======== Input material ========

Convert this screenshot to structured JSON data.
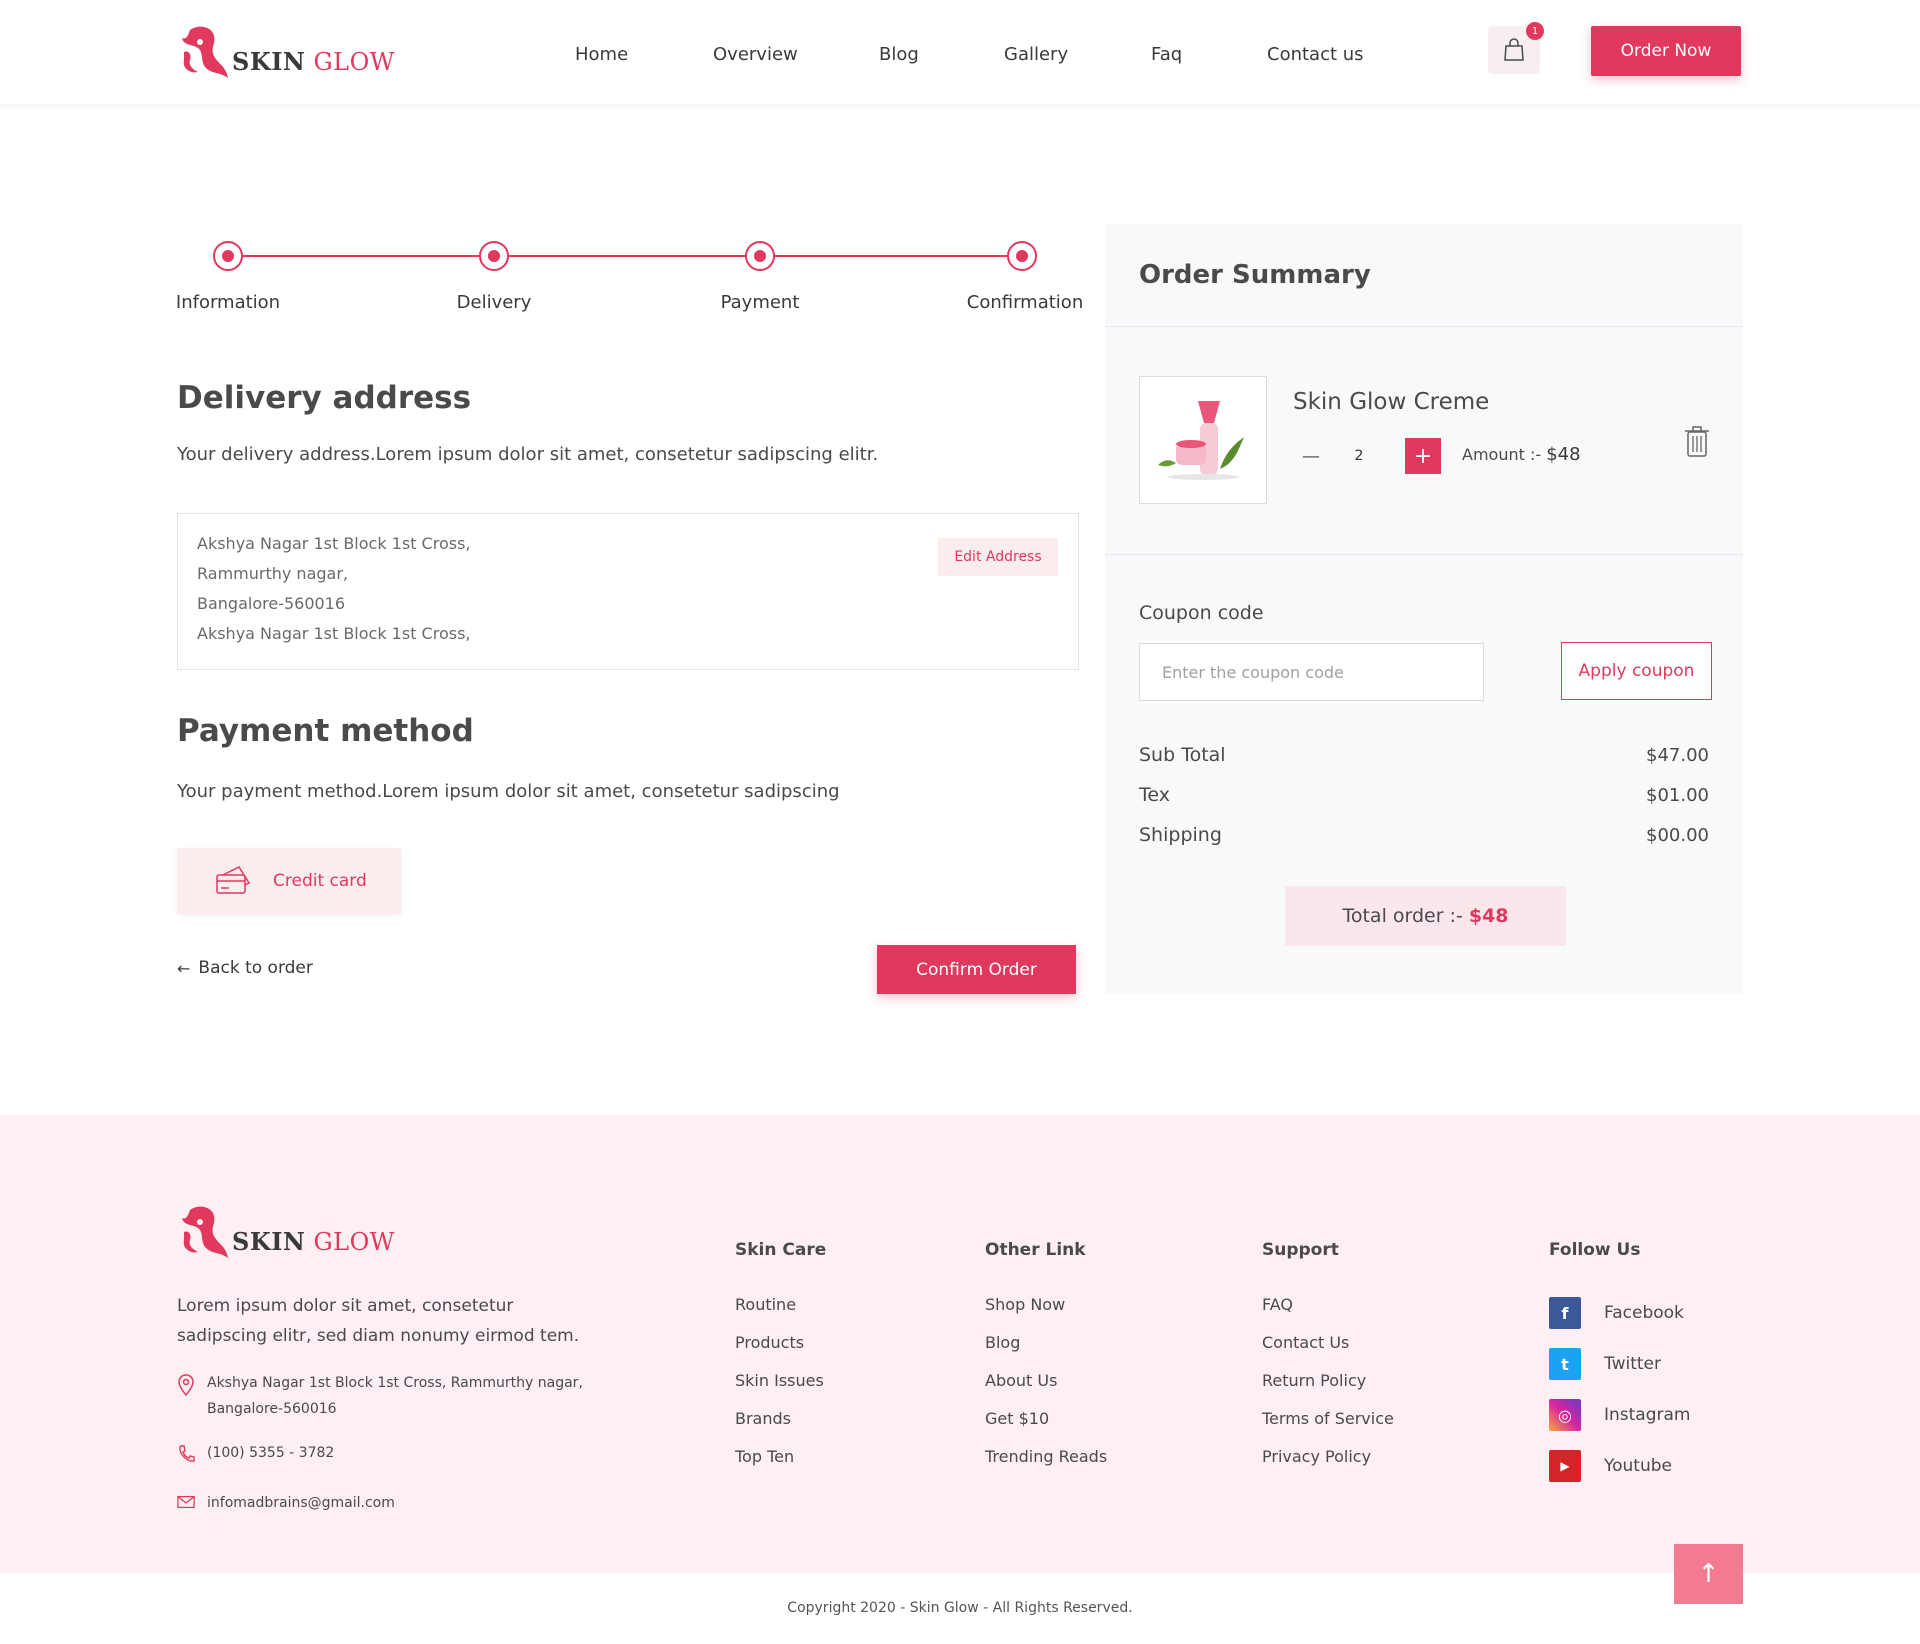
{
  "brand": {
    "skin": "SKIN",
    "glow": "GLOW"
  },
  "nav": [
    "Home",
    "Overview",
    "Blog",
    "Gallery",
    "Faq",
    "Contact us"
  ],
  "cart": {
    "count": "1"
  },
  "order_now_label": "Order Now",
  "steps": [
    "Information",
    "Delivery",
    "Payment",
    "Confirmation"
  ],
  "delivery": {
    "title": "Delivery address",
    "description": "Your delivery address.Lorem ipsum dolor sit amet, consetetur sadipscing elitr.",
    "address_lines": [
      "Akshya Nagar 1st Block 1st Cross,",
      "Rammurthy nagar,",
      "Bangalore-560016",
      "Akshya Nagar 1st Block 1st Cross,"
    ],
    "edit_label": "Edit Address"
  },
  "payment": {
    "title": "Payment method",
    "description": "Your payment method.Lorem ipsum dolor sit amet, consetetur sadipscing",
    "credit_card_label": "Credit card"
  },
  "back_label": "Back to order",
  "confirm_label": "Confirm Order",
  "summary": {
    "title": "Order Summary",
    "product_name": "Skin Glow Creme",
    "qty_minus": "—",
    "qty": "2",
    "qty_plus": "+",
    "amount_label": "Amount :- ",
    "amount_value": "$48",
    "coupon_label": "Coupon code",
    "coupon_placeholder": "Enter the coupon code",
    "apply_label": "Apply coupon",
    "rows": [
      {
        "label": "Sub Total",
        "value": "$47.00"
      },
      {
        "label": "Tex",
        "value": "$01.00"
      },
      {
        "label": "Shipping",
        "value": "$00.00"
      }
    ],
    "total_label": "Total order :- ",
    "total_value": "$48"
  },
  "footer": {
    "about_line1": "Lorem ipsum dolor sit amet, consetetur",
    "about_line2": "sadipscing elitr, sed diam nonumy eirmod tem.",
    "address_line1": "Akshya Nagar 1st Block 1st Cross, Rammurthy nagar,",
    "address_line2": "Bangalore-560016",
    "phone": "(100) 5355 - 3782",
    "email": "infomadbrains@gmail.com",
    "columns": [
      {
        "title": "Skin Care",
        "links": [
          "Routine",
          "Products",
          "Skin Issues",
          "Brands",
          "Top Ten"
        ]
      },
      {
        "title": "Other Link",
        "links": [
          "Shop Now",
          "Blog",
          "About Us",
          "Get $10",
          "Trending Reads"
        ]
      },
      {
        "title": "Support",
        "links": [
          "FAQ",
          "Contact Us",
          "Return Policy",
          "Terms of Service",
          "Privacy Policy"
        ]
      }
    ],
    "follow_title": "Follow Us",
    "social": [
      {
        "label": "Facebook",
        "icon": "facebook-icon",
        "glyph": "f",
        "color": "#3b5998"
      },
      {
        "label": "Twitter",
        "icon": "twitter-icon",
        "glyph": "t",
        "color": "#1da1f2"
      },
      {
        "label": "Instagram",
        "icon": "instagram-icon",
        "glyph": "◎",
        "color": "#d6249f"
      },
      {
        "label": "Youtube",
        "icon": "youtube-icon",
        "glyph": "▶",
        "color": "#d42428"
      }
    ],
    "copyright": "Copyright 2020 - Skin Glow - All Rights Reserved."
  },
  "colors": {
    "accent": "#e0395d",
    "accent_soft": "#fbecee",
    "footer_bg": "#fdeff2"
  }
}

========

[Aim]
Copy every line of the data exactly as written, excluding the pictures.

[Answer in full]
Convert this screenshot to structured JSON data.
{
  "brand": {
    "skin": "SKIN",
    "glow": "GLOW"
  },
  "nav": [
    "Home",
    "Overview",
    "Blog",
    "Gallery",
    "Faq",
    "Contact us"
  ],
  "cart": {
    "count": "1"
  },
  "order_now_label": "Order Now",
  "steps": [
    "Information",
    "Delivery",
    "Payment",
    "Confirmation"
  ],
  "delivery": {
    "title": "Delivery address",
    "description": "Your delivery address.Lorem ipsum dolor sit amet, consetetur sadipscing elitr.",
    "address_lines": [
      "Akshya Nagar 1st Block 1st Cross,",
      "Rammurthy nagar,",
      "Bangalore-560016",
      "Akshya Nagar 1st Block 1st Cross,"
    ],
    "edit_label": "Edit Address"
  },
  "payment": {
    "title": "Payment method",
    "description": "Your payment method.Lorem ipsum dolor sit amet, consetetur sadipscing",
    "credit_card_label": "Credit card"
  },
  "back_label": "Back to order",
  "confirm_label": "Confirm Order",
  "summary": {
    "title": "Order Summary",
    "product_name": "Skin Glow Creme",
    "qty_minus": "—",
    "qty": "2",
    "qty_plus": "+",
    "amount_label": "Amount :- ",
    "amount_value": "$48",
    "coupon_label": "Coupon code",
    "coupon_placeholder": "Enter the coupon code",
    "apply_label": "Apply coupon",
    "rows": [
      {
        "label": "Sub Total",
        "value": "$47.00"
      },
      {
        "label": "Tex",
        "value": "$01.00"
      },
      {
        "label": "Shipping",
        "value": "$00.00"
      }
    ],
    "total_label": "Total order :- ",
    "total_value": "$48"
  },
  "footer": {
    "about_line1": "Lorem ipsum dolor sit amet, consetetur",
    "about_line2": "sadipscing elitr, sed diam nonumy eirmod tem.",
    "address_line1": "Akshya Nagar 1st Block 1st Cross, Rammurthy nagar,",
    "address_line2": "Bangalore-560016",
    "phone": "(100) 5355 - 3782",
    "email": "infomadbrains@gmail.com",
    "columns": [
      {
        "title": "Skin Care",
        "links": [
          "Routine",
          "Products",
          "Skin Issues",
          "Brands",
          "Top Ten"
        ]
      },
      {
        "title": "Other Link",
        "links": [
          "Shop Now",
          "Blog",
          "About Us",
          "Get $10",
          "Trending Reads"
        ]
      },
      {
        "title": "Support",
        "links": [
          "FAQ",
          "Contact Us",
          "Return Policy",
          "Terms of Service",
          "Privacy Policy"
        ]
      }
    ],
    "follow_title": "Follow Us",
    "social": [
      {
        "label": "Facebook",
        "icon": "facebook-icon",
        "glyph": "f",
        "color": "#3b5998"
      },
      {
        "label": "Twitter",
        "icon": "twitter-icon",
        "glyph": "t",
        "color": "#1da1f2"
      },
      {
        "label": "Instagram",
        "icon": "instagram-icon",
        "glyph": "◎",
        "color": "#d6249f"
      },
      {
        "label": "Youtube",
        "icon": "youtube-icon",
        "glyph": "▶",
        "color": "#d42428"
      }
    ],
    "copyright": "Copyright 2020 - Skin Glow - All Rights Reserved."
  },
  "colors": {
    "accent": "#e0395d",
    "accent_soft": "#fbecee",
    "footer_bg": "#fdeff2"
  }
}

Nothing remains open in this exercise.